Do this — Count every line that includes the string "закрыты" in the entries that follow. Nothing besides the number is needed.

** START OF Input **

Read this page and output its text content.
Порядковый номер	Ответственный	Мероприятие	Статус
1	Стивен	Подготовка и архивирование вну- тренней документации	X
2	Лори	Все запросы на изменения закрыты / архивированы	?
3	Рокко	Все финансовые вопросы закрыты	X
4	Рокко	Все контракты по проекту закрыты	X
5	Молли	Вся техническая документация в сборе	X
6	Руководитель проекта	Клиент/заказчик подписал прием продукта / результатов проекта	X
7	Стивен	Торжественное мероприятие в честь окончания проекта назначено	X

** END OF Input **

Complete answer — 3